**TASK DETAILS:**
Repeat the records below exactly as they appear.
--------------------------------------------------
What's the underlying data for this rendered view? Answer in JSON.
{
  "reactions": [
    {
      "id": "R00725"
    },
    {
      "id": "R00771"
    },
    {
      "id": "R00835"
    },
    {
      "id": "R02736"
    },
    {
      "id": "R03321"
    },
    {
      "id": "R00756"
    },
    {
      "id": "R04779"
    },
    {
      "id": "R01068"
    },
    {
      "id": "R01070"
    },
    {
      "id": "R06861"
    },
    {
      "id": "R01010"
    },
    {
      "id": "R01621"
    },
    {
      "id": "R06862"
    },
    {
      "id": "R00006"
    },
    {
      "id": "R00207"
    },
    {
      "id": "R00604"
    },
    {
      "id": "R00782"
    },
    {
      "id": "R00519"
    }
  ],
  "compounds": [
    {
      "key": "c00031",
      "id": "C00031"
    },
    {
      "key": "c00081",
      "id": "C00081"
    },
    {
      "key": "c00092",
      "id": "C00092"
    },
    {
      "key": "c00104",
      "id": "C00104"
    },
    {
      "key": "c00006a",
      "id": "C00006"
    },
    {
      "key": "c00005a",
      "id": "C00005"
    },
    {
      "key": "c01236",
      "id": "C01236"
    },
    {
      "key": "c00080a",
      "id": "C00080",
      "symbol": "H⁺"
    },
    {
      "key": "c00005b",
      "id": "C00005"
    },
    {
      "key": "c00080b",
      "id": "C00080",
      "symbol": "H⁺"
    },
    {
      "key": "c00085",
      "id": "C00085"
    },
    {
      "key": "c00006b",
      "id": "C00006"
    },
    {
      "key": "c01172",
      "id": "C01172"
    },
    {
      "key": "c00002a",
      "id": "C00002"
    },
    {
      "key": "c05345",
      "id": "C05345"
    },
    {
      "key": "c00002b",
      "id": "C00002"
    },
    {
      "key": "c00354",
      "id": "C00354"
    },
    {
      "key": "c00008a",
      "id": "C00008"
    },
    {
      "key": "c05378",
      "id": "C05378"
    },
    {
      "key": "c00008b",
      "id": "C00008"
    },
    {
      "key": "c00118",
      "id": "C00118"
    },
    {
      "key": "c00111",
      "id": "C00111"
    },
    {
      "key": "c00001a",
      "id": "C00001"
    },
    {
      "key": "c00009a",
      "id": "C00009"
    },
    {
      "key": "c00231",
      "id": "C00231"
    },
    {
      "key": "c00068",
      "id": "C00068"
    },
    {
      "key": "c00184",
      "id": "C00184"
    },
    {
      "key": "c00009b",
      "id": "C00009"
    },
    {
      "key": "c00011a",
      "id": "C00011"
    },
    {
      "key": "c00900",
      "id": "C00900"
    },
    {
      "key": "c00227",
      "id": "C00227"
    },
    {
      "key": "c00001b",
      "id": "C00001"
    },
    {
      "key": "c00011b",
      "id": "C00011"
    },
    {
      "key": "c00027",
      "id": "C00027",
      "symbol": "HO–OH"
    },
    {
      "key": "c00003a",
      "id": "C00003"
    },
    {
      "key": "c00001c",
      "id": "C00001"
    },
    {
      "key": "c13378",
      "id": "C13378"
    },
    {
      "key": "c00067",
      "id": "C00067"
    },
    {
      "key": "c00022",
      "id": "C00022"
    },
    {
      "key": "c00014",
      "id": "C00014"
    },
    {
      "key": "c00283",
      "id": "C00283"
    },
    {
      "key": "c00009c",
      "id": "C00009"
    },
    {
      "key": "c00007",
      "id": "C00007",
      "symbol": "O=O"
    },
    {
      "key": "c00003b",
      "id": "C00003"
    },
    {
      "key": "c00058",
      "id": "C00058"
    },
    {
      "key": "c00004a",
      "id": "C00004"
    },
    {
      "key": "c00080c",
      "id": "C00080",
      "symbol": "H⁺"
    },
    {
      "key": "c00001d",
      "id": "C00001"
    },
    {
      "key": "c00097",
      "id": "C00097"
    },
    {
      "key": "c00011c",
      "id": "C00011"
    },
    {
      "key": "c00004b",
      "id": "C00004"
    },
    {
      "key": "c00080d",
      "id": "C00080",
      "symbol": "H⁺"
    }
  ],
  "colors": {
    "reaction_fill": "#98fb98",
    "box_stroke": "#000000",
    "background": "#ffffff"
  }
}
--------------------------------------------------
**EXERCISE ANSWER:**
What's the underlying data for this rendered view? Answer in JSON.
{
  "reactions": [
    {
      "id": "R00725"
    },
    {
      "id": "R00771"
    },
    {
      "id": "R00835"
    },
    {
      "id": "R02736"
    },
    {
      "id": "R03321"
    },
    {
      "id": "R00756"
    },
    {
      "id": "R04779"
    },
    {
      "id": "R01068"
    },
    {
      "id": "R01070"
    },
    {
      "id": "R06861"
    },
    {
      "id": "R01010"
    },
    {
      "id": "R01621"
    },
    {
      "id": "R06862"
    },
    {
      "id": "R00006"
    },
    {
      "id": "R00207"
    },
    {
      "id": "R00604"
    },
    {
      "id": "R00782"
    },
    {
      "id": "R00519"
    }
  ],
  "compounds": [
    {
      "key": "c00031",
      "id": "C00031"
    },
    {
      "key": "c00081",
      "id": "C00081"
    },
    {
      "key": "c00092",
      "id": "C00092"
    },
    {
      "key": "c00104",
      "id": "C00104"
    },
    {
      "key": "c00006a",
      "id": "C00006"
    },
    {
      "key": "c00005a",
      "id": "C00005"
    },
    {
      "key": "c01236",
      "id": "C01236"
    },
    {
      "key": "c00080a",
      "id": "C00080",
      "symbol": "H⁺"
    },
    {
      "key": "c00005b",
      "id": "C00005"
    },
    {
      "key": "c00080b",
      "id": "C00080",
      "symbol": "H⁺"
    },
    {
      "key": "c00085",
      "id": "C00085"
    },
    {
      "key": "c00006b",
      "id": "C00006"
    },
    {
      "key": "c01172",
      "id": "C01172"
    },
    {
      "key": "c00002a",
      "id": "C00002"
    },
    {
      "key": "c05345",
      "id": "C05345"
    },
    {
      "key": "c00002b",
      "id": "C00002"
    },
    {
      "key": "c00354",
      "id": "C00354"
    },
    {
      "key": "c00008a",
      "id": "C00008"
    },
    {
      "key": "c05378",
      "id": "C05378"
    },
    {
      "key": "c00008b",
      "id": "C00008"
    },
    {
      "key": "c00118",
      "id": "C00118"
    },
    {
      "key": "c00111",
      "id": "C00111"
    },
    {
      "key": "c00001a",
      "id": "C00001"
    },
    {
      "key": "c00009a",
      "id": "C00009"
    },
    {
      "key": "c00231",
      "id": "C00231"
    },
    {
      "key": "c00068",
      "id": "C00068"
    },
    {
      "key": "c00184",
      "id": "C00184"
    },
    {
      "key": "c00009b",
      "id": "C00009"
    },
    {
      "key": "c00011a",
      "id": "C00011"
    },
    {
      "key": "c00900",
      "id": "C00900"
    },
    {
      "key": "c00227",
      "id": "C00227"
    },
    {
      "key": "c00001b",
      "id": "C00001"
    },
    {
      "key": "c00011b",
      "id": "C00011"
    },
    {
      "key": "c00027",
      "id": "C00027",
      "symbol": "HO–OH"
    },
    {
      "key": "c00003a",
      "id": "C00003"
    },
    {
      "key": "c00001c",
      "id": "C00001"
    },
    {
      "key": "c13378",
      "id": "C13378"
    },
    {
      "key": "c00067",
      "id": "C00067"
    },
    {
      "key": "c00022",
      "id": "C00022"
    },
    {
      "key": "c00014",
      "id": "C00014"
    },
    {
      "key": "c00283",
      "id": "C00283"
    },
    {
      "key": "c00009c",
      "id": "C00009"
    },
    {
      "key": "c00007",
      "id": "C00007",
      "symbol": "O=O"
    },
    {
      "key": "c00003b",
      "id": "C00003"
    },
    {
      "key": "c00058",
      "id": "C00058"
    },
    {
      "key": "c00004a",
      "id": "C00004"
    },
    {
      "key": "c00080c",
      "id": "C00080",
      "symbol": "H⁺"
    },
    {
      "key": "c00001d",
      "id": "C00001"
    },
    {
      "key": "c00097",
      "id": "C00097"
    },
    {
      "key": "c00011c",
      "id": "C00011"
    },
    {
      "key": "c00004b",
      "id": "C00004"
    },
    {
      "key": "c00080d",
      "id": "C00080",
      "symbol": "H⁺"
    }
  ],
  "colors": {
    "reaction_fill": "#98fb98",
    "box_stroke": "#000000",
    "background": "#ffffff"
  }
}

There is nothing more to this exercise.